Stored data
>> Begin

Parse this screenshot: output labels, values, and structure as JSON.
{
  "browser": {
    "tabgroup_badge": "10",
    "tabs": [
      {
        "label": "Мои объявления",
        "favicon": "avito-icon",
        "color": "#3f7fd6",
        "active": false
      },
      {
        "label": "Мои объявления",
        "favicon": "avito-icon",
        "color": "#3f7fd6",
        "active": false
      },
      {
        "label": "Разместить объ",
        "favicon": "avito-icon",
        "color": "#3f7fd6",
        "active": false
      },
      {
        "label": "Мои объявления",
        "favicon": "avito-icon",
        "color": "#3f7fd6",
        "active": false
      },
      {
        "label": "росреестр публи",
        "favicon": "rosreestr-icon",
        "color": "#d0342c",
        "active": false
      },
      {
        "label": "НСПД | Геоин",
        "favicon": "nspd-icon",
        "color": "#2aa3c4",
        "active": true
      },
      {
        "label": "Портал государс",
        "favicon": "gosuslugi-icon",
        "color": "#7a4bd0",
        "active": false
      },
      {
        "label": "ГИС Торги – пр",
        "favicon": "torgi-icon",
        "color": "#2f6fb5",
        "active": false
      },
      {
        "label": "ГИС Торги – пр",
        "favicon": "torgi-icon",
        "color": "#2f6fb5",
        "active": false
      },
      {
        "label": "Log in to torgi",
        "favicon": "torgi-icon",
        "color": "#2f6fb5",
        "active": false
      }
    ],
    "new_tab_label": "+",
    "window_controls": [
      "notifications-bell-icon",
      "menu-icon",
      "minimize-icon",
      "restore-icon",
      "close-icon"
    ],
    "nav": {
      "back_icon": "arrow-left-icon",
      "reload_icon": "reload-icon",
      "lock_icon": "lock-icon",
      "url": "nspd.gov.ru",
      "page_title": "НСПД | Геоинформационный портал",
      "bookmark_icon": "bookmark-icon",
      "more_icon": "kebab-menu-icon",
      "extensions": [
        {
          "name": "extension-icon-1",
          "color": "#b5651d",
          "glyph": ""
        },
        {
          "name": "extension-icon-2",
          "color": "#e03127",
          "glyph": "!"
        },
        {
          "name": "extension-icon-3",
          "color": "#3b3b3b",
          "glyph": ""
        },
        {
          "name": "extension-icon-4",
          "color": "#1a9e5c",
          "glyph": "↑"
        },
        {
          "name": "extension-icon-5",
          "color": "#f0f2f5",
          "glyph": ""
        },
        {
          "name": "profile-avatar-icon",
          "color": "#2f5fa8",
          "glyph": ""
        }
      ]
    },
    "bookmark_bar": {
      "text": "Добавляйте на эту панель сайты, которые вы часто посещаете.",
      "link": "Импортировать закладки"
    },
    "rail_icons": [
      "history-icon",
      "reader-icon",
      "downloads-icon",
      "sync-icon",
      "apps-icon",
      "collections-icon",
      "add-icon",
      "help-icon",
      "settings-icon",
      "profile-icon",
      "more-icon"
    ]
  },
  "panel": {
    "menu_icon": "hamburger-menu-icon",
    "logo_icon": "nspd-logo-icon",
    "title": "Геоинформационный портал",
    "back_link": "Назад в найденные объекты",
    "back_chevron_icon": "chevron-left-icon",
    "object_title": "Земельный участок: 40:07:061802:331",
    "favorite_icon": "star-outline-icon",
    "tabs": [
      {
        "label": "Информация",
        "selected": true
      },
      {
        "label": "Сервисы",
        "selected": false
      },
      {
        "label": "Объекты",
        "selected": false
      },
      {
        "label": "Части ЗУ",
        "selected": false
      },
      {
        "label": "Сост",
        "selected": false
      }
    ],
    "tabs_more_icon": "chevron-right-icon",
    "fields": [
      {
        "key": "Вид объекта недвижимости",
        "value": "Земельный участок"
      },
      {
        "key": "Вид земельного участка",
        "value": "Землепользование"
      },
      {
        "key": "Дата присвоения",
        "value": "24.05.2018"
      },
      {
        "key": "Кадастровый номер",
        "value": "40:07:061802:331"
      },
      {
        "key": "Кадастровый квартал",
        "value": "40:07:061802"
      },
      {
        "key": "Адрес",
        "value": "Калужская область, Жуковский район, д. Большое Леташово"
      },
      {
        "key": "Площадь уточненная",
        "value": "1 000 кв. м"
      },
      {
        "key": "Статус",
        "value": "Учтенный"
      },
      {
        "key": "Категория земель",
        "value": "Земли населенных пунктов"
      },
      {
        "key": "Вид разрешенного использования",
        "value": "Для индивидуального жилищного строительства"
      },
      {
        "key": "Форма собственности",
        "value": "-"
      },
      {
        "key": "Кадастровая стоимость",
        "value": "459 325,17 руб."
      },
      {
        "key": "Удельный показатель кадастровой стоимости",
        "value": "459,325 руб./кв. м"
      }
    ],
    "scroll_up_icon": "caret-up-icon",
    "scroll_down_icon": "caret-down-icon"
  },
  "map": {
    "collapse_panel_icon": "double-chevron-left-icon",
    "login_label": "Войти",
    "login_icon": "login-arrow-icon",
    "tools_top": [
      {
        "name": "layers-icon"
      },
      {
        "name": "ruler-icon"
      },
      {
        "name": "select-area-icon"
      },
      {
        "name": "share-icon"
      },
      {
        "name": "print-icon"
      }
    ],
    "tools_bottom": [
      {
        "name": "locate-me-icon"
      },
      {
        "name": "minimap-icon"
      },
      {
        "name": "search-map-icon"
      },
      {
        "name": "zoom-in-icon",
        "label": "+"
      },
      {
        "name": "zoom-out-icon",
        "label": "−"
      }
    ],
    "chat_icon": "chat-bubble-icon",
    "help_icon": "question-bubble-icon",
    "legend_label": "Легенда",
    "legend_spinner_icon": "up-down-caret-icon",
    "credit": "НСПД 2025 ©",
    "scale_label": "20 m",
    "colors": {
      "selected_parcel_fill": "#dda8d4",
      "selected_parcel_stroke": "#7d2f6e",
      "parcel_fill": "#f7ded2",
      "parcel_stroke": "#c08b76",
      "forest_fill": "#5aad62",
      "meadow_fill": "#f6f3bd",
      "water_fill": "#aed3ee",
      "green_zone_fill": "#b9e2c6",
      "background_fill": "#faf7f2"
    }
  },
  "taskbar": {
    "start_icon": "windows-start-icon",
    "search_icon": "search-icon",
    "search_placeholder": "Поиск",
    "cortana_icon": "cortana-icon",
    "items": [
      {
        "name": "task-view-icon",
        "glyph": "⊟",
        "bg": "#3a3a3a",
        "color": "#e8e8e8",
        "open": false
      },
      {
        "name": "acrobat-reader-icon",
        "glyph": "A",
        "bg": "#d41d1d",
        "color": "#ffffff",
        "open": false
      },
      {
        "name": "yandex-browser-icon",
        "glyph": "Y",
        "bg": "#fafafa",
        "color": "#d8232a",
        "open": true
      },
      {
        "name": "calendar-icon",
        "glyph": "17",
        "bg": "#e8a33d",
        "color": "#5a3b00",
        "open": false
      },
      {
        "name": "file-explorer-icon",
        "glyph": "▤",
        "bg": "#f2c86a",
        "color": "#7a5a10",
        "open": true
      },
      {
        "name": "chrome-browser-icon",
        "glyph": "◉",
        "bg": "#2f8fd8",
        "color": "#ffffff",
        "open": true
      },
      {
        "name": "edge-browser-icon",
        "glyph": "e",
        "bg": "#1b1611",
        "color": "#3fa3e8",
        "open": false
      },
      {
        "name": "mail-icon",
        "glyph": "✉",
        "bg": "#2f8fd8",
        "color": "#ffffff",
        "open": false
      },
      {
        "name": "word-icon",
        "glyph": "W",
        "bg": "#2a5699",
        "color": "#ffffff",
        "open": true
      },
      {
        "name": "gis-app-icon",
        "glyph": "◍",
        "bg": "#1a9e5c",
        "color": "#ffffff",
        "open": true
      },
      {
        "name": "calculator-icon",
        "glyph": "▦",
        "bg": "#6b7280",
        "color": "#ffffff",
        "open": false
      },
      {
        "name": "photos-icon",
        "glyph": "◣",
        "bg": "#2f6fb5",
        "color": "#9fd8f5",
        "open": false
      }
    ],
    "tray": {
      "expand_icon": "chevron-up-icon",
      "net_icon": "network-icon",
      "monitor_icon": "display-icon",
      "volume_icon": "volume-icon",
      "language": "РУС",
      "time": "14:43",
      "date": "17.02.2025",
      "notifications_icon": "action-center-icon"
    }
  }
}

>> End

Work to be completed:
Search the data for "arrow" and list every line in which it occurs.

Result:
      "back_icon": "arrow-left-icon",
    "login_icon": "login-arrow-icon",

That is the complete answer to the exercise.